**Source data:**
..............................
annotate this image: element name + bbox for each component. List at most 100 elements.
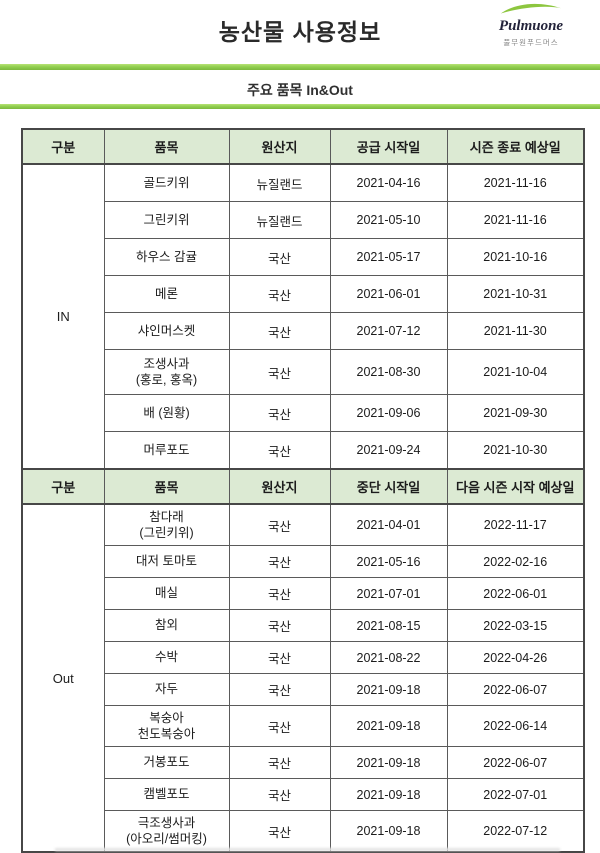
..............................
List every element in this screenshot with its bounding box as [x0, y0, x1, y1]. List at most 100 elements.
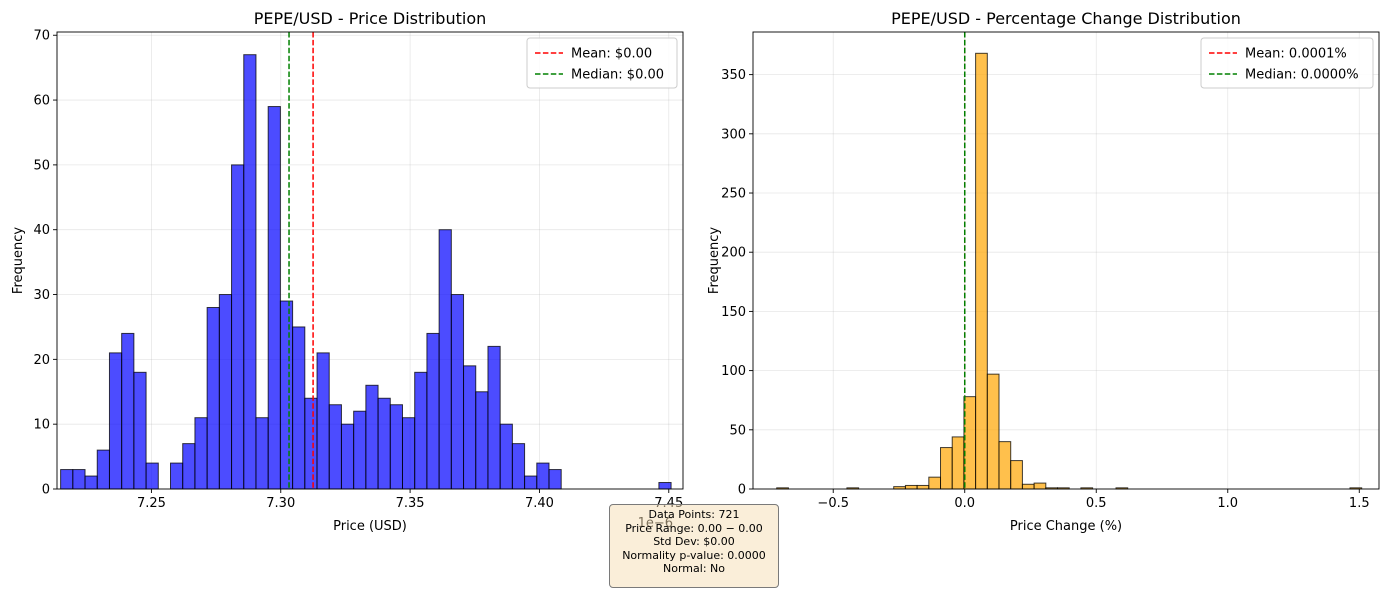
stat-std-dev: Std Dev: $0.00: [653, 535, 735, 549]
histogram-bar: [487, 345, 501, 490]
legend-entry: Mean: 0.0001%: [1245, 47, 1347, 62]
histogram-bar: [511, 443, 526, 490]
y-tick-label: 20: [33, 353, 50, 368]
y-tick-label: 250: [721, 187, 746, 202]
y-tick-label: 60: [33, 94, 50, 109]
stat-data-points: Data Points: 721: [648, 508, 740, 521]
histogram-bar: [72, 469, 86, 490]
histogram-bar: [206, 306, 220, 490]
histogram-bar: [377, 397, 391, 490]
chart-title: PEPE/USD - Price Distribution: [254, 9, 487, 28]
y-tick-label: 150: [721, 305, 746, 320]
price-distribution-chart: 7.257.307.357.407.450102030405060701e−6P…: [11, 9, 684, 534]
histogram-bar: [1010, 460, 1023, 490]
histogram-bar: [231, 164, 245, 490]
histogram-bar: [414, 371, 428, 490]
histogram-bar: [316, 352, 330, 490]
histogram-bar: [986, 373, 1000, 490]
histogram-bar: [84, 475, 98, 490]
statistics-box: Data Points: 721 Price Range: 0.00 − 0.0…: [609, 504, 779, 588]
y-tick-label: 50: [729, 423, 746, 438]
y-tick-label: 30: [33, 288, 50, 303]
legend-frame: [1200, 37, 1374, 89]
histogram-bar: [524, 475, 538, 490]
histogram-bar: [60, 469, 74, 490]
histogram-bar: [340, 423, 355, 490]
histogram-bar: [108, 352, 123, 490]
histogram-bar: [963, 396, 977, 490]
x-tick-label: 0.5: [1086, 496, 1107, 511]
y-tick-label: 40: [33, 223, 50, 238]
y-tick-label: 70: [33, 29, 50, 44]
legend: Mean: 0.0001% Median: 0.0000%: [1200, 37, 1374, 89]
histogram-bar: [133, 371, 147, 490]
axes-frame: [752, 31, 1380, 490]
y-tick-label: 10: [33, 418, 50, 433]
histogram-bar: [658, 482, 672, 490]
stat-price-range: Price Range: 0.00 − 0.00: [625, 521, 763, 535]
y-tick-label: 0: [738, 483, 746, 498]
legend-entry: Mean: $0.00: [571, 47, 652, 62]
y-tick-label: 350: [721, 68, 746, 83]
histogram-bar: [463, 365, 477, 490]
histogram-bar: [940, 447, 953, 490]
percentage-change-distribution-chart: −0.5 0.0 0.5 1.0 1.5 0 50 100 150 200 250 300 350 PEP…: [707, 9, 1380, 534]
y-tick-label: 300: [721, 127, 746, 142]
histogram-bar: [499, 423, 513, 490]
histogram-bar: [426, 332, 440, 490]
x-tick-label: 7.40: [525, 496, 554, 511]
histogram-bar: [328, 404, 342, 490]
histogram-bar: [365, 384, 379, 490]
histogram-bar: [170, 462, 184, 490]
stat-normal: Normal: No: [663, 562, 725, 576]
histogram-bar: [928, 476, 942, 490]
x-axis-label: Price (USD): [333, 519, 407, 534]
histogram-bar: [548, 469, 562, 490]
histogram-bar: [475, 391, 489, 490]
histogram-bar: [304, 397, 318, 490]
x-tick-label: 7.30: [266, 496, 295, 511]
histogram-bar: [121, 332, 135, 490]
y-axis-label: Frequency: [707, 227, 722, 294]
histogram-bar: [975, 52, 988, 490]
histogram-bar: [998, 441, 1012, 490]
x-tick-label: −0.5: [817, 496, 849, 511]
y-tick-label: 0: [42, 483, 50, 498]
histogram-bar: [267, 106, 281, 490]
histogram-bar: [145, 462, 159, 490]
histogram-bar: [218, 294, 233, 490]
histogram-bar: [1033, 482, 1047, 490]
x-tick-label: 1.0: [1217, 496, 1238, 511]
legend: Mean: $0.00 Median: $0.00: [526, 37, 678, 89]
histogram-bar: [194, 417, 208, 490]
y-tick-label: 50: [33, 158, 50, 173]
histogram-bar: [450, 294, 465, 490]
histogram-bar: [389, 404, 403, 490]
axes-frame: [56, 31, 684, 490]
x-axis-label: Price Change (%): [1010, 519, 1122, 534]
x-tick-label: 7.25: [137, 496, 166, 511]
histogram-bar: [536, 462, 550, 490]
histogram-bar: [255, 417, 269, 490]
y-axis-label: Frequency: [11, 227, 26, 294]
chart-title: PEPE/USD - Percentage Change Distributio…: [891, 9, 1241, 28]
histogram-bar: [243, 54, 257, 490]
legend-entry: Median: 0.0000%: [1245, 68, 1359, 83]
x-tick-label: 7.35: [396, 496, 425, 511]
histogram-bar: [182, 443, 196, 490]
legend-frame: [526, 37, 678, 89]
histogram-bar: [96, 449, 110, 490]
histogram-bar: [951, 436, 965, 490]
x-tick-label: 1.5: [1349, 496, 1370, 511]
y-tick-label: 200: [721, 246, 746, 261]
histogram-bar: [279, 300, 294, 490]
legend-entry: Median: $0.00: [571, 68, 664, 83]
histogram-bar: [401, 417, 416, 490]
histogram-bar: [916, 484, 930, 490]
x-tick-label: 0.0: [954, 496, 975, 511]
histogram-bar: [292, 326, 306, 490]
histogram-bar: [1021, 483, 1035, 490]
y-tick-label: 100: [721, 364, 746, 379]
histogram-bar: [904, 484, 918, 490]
..............................
**The task:**
Find every line in the records that contains the string "frame" and copy each one in full. Match case exactly.

**Worked answer:**
legend-frame: [1200, 37, 1374, 89]
axes-frame: [752, 31, 1380, 490]
axes-frame: [56, 31, 684, 490]
legend-frame: [526, 37, 678, 89]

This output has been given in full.